## [Description of the task]
Copy out the listing exactly.

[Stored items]
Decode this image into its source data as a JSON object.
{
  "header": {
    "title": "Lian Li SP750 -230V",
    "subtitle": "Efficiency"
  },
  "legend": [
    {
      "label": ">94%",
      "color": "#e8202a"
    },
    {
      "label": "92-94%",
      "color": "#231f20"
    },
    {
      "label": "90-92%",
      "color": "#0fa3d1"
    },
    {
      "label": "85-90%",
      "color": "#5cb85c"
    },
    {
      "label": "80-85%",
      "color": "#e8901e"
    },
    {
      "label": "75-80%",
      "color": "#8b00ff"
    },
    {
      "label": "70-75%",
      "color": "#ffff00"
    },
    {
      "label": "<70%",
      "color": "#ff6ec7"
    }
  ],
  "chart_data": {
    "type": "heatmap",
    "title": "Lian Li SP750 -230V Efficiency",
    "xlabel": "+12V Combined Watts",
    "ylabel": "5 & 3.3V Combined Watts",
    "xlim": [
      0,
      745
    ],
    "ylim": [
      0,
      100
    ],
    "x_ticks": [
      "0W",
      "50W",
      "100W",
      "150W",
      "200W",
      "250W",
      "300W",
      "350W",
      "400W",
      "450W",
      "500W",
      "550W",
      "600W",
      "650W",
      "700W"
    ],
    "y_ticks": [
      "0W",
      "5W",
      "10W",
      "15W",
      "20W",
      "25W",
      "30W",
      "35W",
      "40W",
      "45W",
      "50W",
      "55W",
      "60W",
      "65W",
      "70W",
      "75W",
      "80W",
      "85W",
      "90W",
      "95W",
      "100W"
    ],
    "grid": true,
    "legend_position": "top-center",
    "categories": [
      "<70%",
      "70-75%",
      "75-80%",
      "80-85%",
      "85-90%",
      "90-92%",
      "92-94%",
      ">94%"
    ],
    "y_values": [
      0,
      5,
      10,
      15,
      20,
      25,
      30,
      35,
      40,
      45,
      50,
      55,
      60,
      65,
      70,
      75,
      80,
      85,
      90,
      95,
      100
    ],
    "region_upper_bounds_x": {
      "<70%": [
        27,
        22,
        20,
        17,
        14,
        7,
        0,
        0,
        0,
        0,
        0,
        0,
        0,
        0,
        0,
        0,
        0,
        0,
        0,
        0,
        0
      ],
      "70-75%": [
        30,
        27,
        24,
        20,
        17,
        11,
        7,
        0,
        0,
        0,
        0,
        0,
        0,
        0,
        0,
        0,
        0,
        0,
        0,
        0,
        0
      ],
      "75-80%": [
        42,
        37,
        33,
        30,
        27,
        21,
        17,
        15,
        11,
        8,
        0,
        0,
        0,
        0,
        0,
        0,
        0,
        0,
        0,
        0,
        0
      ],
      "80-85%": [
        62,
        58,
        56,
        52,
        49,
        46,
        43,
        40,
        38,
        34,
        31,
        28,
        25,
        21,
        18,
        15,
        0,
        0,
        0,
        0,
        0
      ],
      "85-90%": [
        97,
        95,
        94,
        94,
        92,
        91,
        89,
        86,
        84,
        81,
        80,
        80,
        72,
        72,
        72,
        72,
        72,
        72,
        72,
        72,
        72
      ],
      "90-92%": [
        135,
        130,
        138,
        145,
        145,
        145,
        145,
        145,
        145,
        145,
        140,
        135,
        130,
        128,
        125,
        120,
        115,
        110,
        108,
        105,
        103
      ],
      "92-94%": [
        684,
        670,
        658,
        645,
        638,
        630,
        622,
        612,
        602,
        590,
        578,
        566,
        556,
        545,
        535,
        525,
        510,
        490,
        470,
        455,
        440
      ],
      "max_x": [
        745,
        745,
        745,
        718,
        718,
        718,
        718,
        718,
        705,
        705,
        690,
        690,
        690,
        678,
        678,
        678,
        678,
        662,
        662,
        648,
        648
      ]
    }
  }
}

## [Response]
Decode this image into its source data as a JSON object.
{
  "header": {
    "title": "Lian Li SP750 -230V",
    "subtitle": "Efficiency"
  },
  "legend": [
    {
      "label": ">94%",
      "color": "#e8202a"
    },
    {
      "label": "92-94%",
      "color": "#231f20"
    },
    {
      "label": "90-92%",
      "color": "#0fa3d1"
    },
    {
      "label": "85-90%",
      "color": "#5cb85c"
    },
    {
      "label": "80-85%",
      "color": "#e8901e"
    },
    {
      "label": "75-80%",
      "color": "#8b00ff"
    },
    {
      "label": "70-75%",
      "color": "#ffff00"
    },
    {
      "label": "<70%",
      "color": "#ff6ec7"
    }
  ],
  "chart_data": {
    "type": "heatmap",
    "title": "Lian Li SP750 -230V Efficiency",
    "xlabel": "+12V Combined Watts",
    "ylabel": "5 & 3.3V Combined Watts",
    "xlim": [
      0,
      745
    ],
    "ylim": [
      0,
      100
    ],
    "x_ticks": [
      "0W",
      "50W",
      "100W",
      "150W",
      "200W",
      "250W",
      "300W",
      "350W",
      "400W",
      "450W",
      "500W",
      "550W",
      "600W",
      "650W",
      "700W"
    ],
    "y_ticks": [
      "0W",
      "5W",
      "10W",
      "15W",
      "20W",
      "25W",
      "30W",
      "35W",
      "40W",
      "45W",
      "50W",
      "55W",
      "60W",
      "65W",
      "70W",
      "75W",
      "80W",
      "85W",
      "90W",
      "95W",
      "100W"
    ],
    "grid": true,
    "legend_position": "top-center",
    "categories": [
      "<70%",
      "70-75%",
      "75-80%",
      "80-85%",
      "85-90%",
      "90-92%",
      "92-94%",
      ">94%"
    ],
    "y_values": [
      0,
      5,
      10,
      15,
      20,
      25,
      30,
      35,
      40,
      45,
      50,
      55,
      60,
      65,
      70,
      75,
      80,
      85,
      90,
      95,
      100
    ],
    "region_upper_bounds_x": {
      "<70%": [
        27,
        22,
        20,
        17,
        14,
        7,
        0,
        0,
        0,
        0,
        0,
        0,
        0,
        0,
        0,
        0,
        0,
        0,
        0,
        0,
        0
      ],
      "70-75%": [
        30,
        27,
        24,
        20,
        17,
        11,
        7,
        0,
        0,
        0,
        0,
        0,
        0,
        0,
        0,
        0,
        0,
        0,
        0,
        0,
        0
      ],
      "75-80%": [
        42,
        37,
        33,
        30,
        27,
        21,
        17,
        15,
        11,
        8,
        0,
        0,
        0,
        0,
        0,
        0,
        0,
        0,
        0,
        0,
        0
      ],
      "80-85%": [
        62,
        58,
        56,
        52,
        49,
        46,
        43,
        40,
        38,
        34,
        31,
        28,
        25,
        21,
        18,
        15,
        0,
        0,
        0,
        0,
        0
      ],
      "85-90%": [
        97,
        95,
        94,
        94,
        92,
        91,
        89,
        86,
        84,
        81,
        80,
        80,
        72,
        72,
        72,
        72,
        72,
        72,
        72,
        72,
        72
      ],
      "90-92%": [
        135,
        130,
        138,
        145,
        145,
        145,
        145,
        145,
        145,
        145,
        140,
        135,
        130,
        128,
        125,
        120,
        115,
        110,
        108,
        105,
        103
      ],
      "92-94%": [
        684,
        670,
        658,
        645,
        638,
        630,
        622,
        612,
        602,
        590,
        578,
        566,
        556,
        545,
        535,
        525,
        510,
        490,
        470,
        455,
        440
      ],
      "max_x": [
        745,
        745,
        745,
        718,
        718,
        718,
        718,
        718,
        705,
        705,
        690,
        690,
        690,
        678,
        678,
        678,
        678,
        662,
        662,
        648,
        648
      ]
    }
  }
}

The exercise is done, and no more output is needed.